→ To be done
Leave out the pictures and copy everything else below exactly.

Dataset records
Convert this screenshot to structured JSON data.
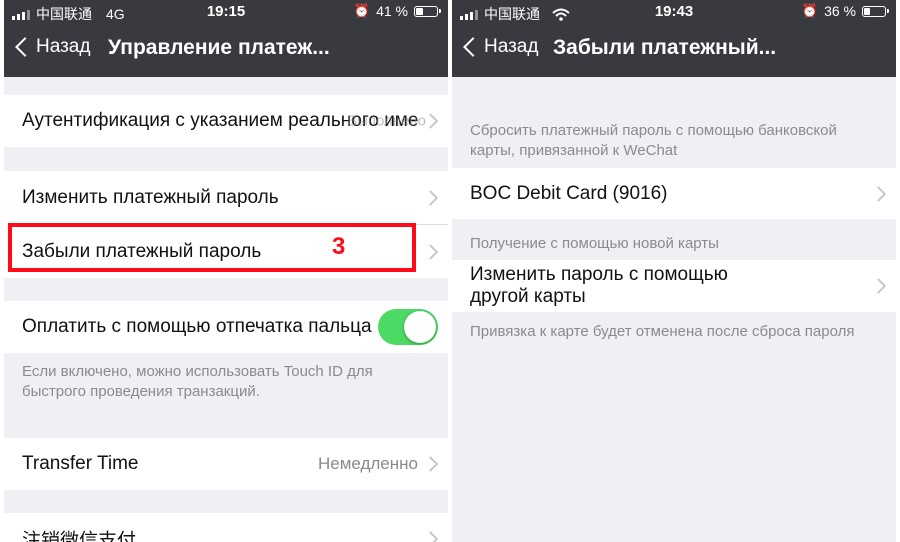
{
  "left": {
    "status": {
      "carrier": "中国联通",
      "network": "4G",
      "time": "19:15",
      "battery": "41 %",
      "battery_level": 0.41
    },
    "nav": {
      "back_label": "Назад",
      "title": "Управление платеж..."
    },
    "rows": {
      "auth_label": "Аутентификация с указанием реального име",
      "auth_overlay": "Выполнено",
      "change_pwd": "Изменить платежный пароль",
      "forgot_pwd": "Забыли платежный пароль",
      "fingerprint": "Оплатить с помощью отпечатка пальца",
      "fingerprint_note": "Если включено, можно использовать Touch ID для быстрого проведения транзакций.",
      "transfer_time": "Transfer Time",
      "transfer_value": "Немедленно",
      "cancel_wechat_pay": "注销微信支付"
    },
    "fingerprint_enabled": true,
    "annotation": "3"
  },
  "right": {
    "status": {
      "carrier": "中国联通",
      "time": "19:43",
      "battery": "36 %",
      "battery_level": 0.36
    },
    "nav": {
      "back_label": "Назад",
      "title": "Забыли платежный..."
    },
    "section1_note": "Сбросить платежный пароль с помощью банковской карты, привязанной к WeChat",
    "card_label": "BOC Debit Card (9016)",
    "section2_note": "Получение с помощью новой карты",
    "other_card_line1": "Изменить пароль с помощью",
    "other_card_line2": "другой карты",
    "footer_note": "Привязка к карте будет отменена после сброса пароля"
  },
  "colors": {
    "header": "#393a3f",
    "toggle_on": "#4cd964",
    "highlight": "#ff0b17",
    "background": "#efeff4"
  }
}
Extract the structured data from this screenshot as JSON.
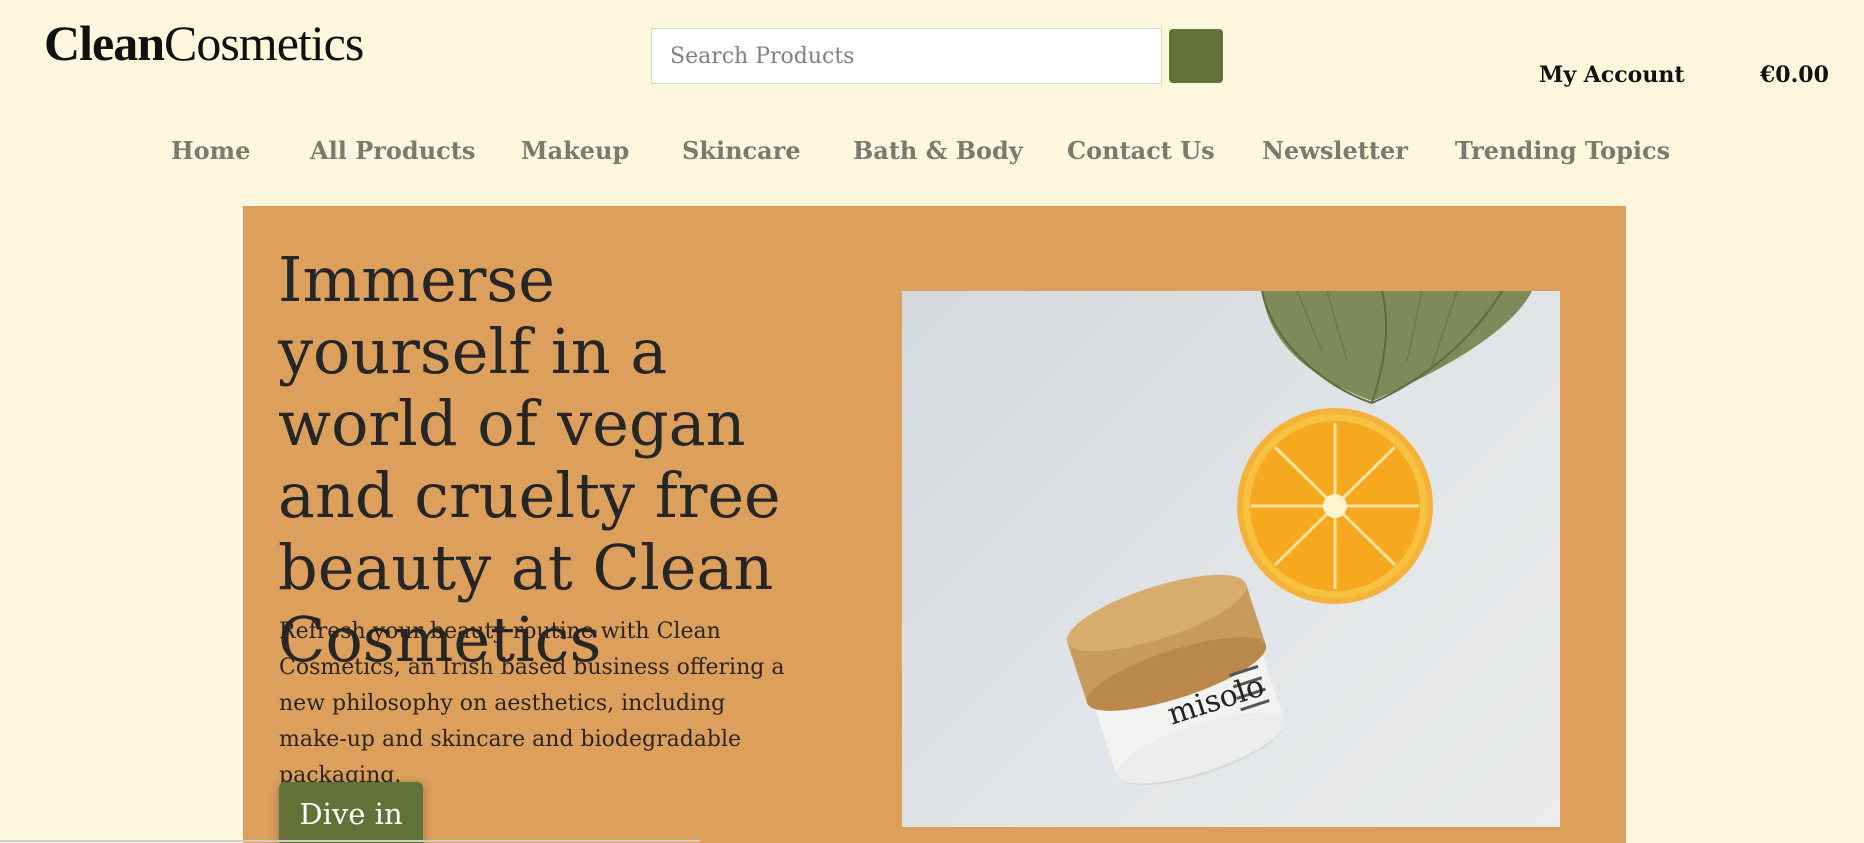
{
  "brand": {
    "part1": "Clean",
    "part2": "Cosmetics"
  },
  "search": {
    "placeholder": "Search Products",
    "value": ""
  },
  "header": {
    "account_label": "My Account",
    "cart_total": "€0.00"
  },
  "nav": {
    "items": [
      {
        "label": "Home"
      },
      {
        "label": "All Products"
      },
      {
        "label": "Makeup"
      },
      {
        "label": "Skincare"
      },
      {
        "label": "Bath & Body"
      },
      {
        "label": "Contact Us"
      },
      {
        "label": "Newsletter"
      },
      {
        "label": "Trending Topics"
      }
    ]
  },
  "hero": {
    "title": "Immerse yourself in a world of vegan and cruelty free beauty at Clean Cosmetics",
    "text": "Refresh your beauty routine with Clean Cosmetics, an Irish based business offering a new philosophy on aesthetics, including make-up and skincare and biodegradable packaging.",
    "cta_label": "Dive in",
    "jar_brand": "misolo"
  },
  "colors": {
    "background": "#fdf8dd",
    "hero_background": "#dca05c",
    "accent_green": "#617137",
    "nav_text": "#7a7a6e"
  },
  "icons": {
    "search_button": "search-icon"
  }
}
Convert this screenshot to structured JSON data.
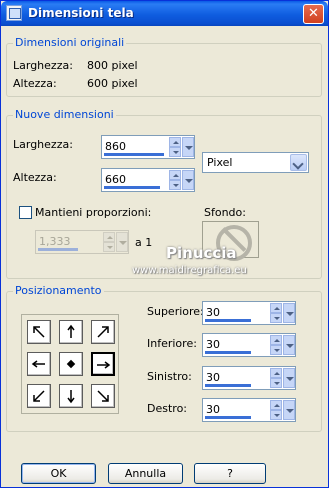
{
  "title_bar": {
    "title": "Dimensioni tela",
    "close_glyph": "✕"
  },
  "original_dimensions": {
    "legend": "Dimensioni originali",
    "width_label": "Larghezza:",
    "width_value": "800 pixel",
    "height_label": "Altezza:",
    "height_value": "600 pixel"
  },
  "new_dimensions": {
    "legend": "Nuove dimensioni",
    "width_label": "Larghezza:",
    "width_value": "860",
    "height_label": "Altezza:",
    "height_value": "660",
    "unit_selected": "Pixel",
    "keep_proportions_label": "Mantieni proporzioni:",
    "keep_proportions_checked": false,
    "ratio_value": "1,333",
    "ratio_suffix": "a 1",
    "background_label": "Sfondo:"
  },
  "positioning": {
    "legend": "Posizionamento",
    "anchors": [
      {
        "name": "top-left",
        "icon": "arrow-up-left-icon"
      },
      {
        "name": "top",
        "icon": "arrow-up-icon"
      },
      {
        "name": "top-right",
        "icon": "arrow-up-right-icon"
      },
      {
        "name": "left",
        "icon": "arrow-left-icon"
      },
      {
        "name": "center",
        "icon": "center-dot-icon"
      },
      {
        "name": "right",
        "icon": "arrow-right-icon"
      },
      {
        "name": "bottom-left",
        "icon": "arrow-down-left-icon"
      },
      {
        "name": "bottom",
        "icon": "arrow-down-icon"
      },
      {
        "name": "bottom-right",
        "icon": "arrow-down-right-icon"
      }
    ],
    "selected_anchor": "right",
    "top_label": "Superiore:",
    "top_value": "30",
    "bottom_label": "Inferiore:",
    "bottom_value": "30",
    "left_label": "Sinistro:",
    "left_value": "30",
    "right_label": "Destro:",
    "right_value": "30"
  },
  "buttons": {
    "ok": "OK",
    "cancel": "Annulla",
    "help": "?"
  },
  "watermark": {
    "name": "Pinuccia",
    "url": "www.maidiregrafica.eu"
  },
  "colors": {
    "title_bar": "#0a5ae6",
    "legend_text": "#0046d5",
    "window_bg": "#ece9d8"
  }
}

→ Exercise result
Convert this screenshot to structured JSON data.
{
  "left": {
    "status": {
      "carrier": "中国联通",
      "network": "4G",
      "time": "19:15",
      "battery": "41 %",
      "battery_level": 0.41
    },
    "nav": {
      "back_label": "Назад",
      "title": "Управление платеж..."
    },
    "rows": {
      "auth_label": "Аутентификация с указанием реального име",
      "auth_overlay": "Выполнено",
      "change_pwd": "Изменить платежный пароль",
      "forgot_pwd": "Забыли платежный пароль",
      "fingerprint": "Оплатить с помощью отпечатка пальца",
      "fingerprint_note": "Если включено, можно использовать Touch ID для быстрого проведения транзакций.",
      "transfer_time": "Transfer Time",
      "transfer_value": "Немедленно",
      "cancel_wechat_pay": "注销微信支付"
    },
    "fingerprint_enabled": true,
    "annotation": "3"
  },
  "right": {
    "status": {
      "carrier": "中国联通",
      "time": "19:43",
      "battery": "36 %",
      "battery_level": 0.36
    },
    "nav": {
      "back_label": "Назад",
      "title": "Забыли платежный..."
    },
    "section1_note": "Сбросить платежный пароль с помощью банковской карты, привязанной к WeChat",
    "card_label": "BOC Debit Card (9016)",
    "section2_note": "Получение с помощью новой карты",
    "other_card_line1": "Изменить пароль с помощью",
    "other_card_line2": "другой карты",
    "footer_note": "Привязка к карте будет отменена после сброса пароля"
  },
  "colors": {
    "header": "#393a3f",
    "toggle_on": "#4cd964",
    "highlight": "#ff0b17",
    "background": "#efeff4"
  }
}
Extract the structured data from this screenshot as JSON.
{
  "brand": {
    "part1": "Clean",
    "part2": "Cosmetics"
  },
  "search": {
    "placeholder": "Search Products",
    "value": ""
  },
  "header": {
    "account_label": "My Account",
    "cart_total": "€0.00"
  },
  "nav": {
    "items": [
      {
        "label": "Home"
      },
      {
        "label": "All Products"
      },
      {
        "label": "Makeup"
      },
      {
        "label": "Skincare"
      },
      {
        "label": "Bath & Body"
      },
      {
        "label": "Contact Us"
      },
      {
        "label": "Newsletter"
      },
      {
        "label": "Trending Topics"
      }
    ]
  },
  "hero": {
    "title": "Immerse yourself in a world of vegan and cruelty free beauty at Clean Cosmetics",
    "text": "Refresh your beauty routine with Clean Cosmetics, an Irish based business offering a new philosophy on aesthetics, including make-up and skincare and biodegradable packaging.",
    "cta_label": "Dive in",
    "jar_brand": "misolo"
  },
  "colors": {
    "background": "#fdf8dd",
    "hero_background": "#dca05c",
    "accent_green": "#617137",
    "nav_text": "#7a7a6e"
  },
  "icons": {
    "search_button": "search-icon"
  }
}
Convert this screenshot to structured JSON data.
{
  "title_bar": {
    "title": "Dimensioni tela",
    "close_glyph": "✕"
  },
  "original_dimensions": {
    "legend": "Dimensioni originali",
    "width_label": "Larghezza:",
    "width_value": "800 pixel",
    "height_label": "Altezza:",
    "height_value": "600 pixel"
  },
  "new_dimensions": {
    "legend": "Nuove dimensioni",
    "width_label": "Larghezza:",
    "width_value": "860",
    "height_label": "Altezza:",
    "height_value": "660",
    "unit_selected": "Pixel",
    "keep_proportions_label": "Mantieni proporzioni:",
    "keep_proportions_checked": false,
    "ratio_value": "1,333",
    "ratio_suffix": "a 1",
    "background_label": "Sfondo:"
  },
  "positioning": {
    "legend": "Posizionamento",
    "anchors": [
      {
        "name": "top-left",
        "icon": "arrow-up-left-icon"
      },
      {
        "name": "top",
        "icon": "arrow-up-icon"
      },
      {
        "name": "top-right",
        "icon": "arrow-up-right-icon"
      },
      {
        "name": "left",
        "icon": "arrow-left-icon"
      },
      {
        "name": "center",
        "icon": "center-dot-icon"
      },
      {
        "name": "right",
        "icon": "arrow-right-icon"
      },
      {
        "name": "bottom-left",
        "icon": "arrow-down-left-icon"
      },
      {
        "name": "bottom",
        "icon": "arrow-down-icon"
      },
      {
        "name": "bottom-right",
        "icon": "arrow-down-right-icon"
      }
    ],
    "selected_anchor": "right",
    "top_label": "Superiore:",
    "top_value": "30",
    "bottom_label": "Inferiore:",
    "bottom_value": "30",
    "left_label": "Sinistro:",
    "left_value": "30",
    "right_label": "Destro:",
    "right_value": "30"
  },
  "buttons": {
    "ok": "OK",
    "cancel": "Annulla",
    "help": "?"
  },
  "watermark": {
    "name": "Pinuccia",
    "url": "www.maidiregrafica.eu"
  },
  "colors": {
    "title_bar": "#0a5ae6",
    "legend_text": "#0046d5",
    "window_bg": "#ece9d8"
  }
}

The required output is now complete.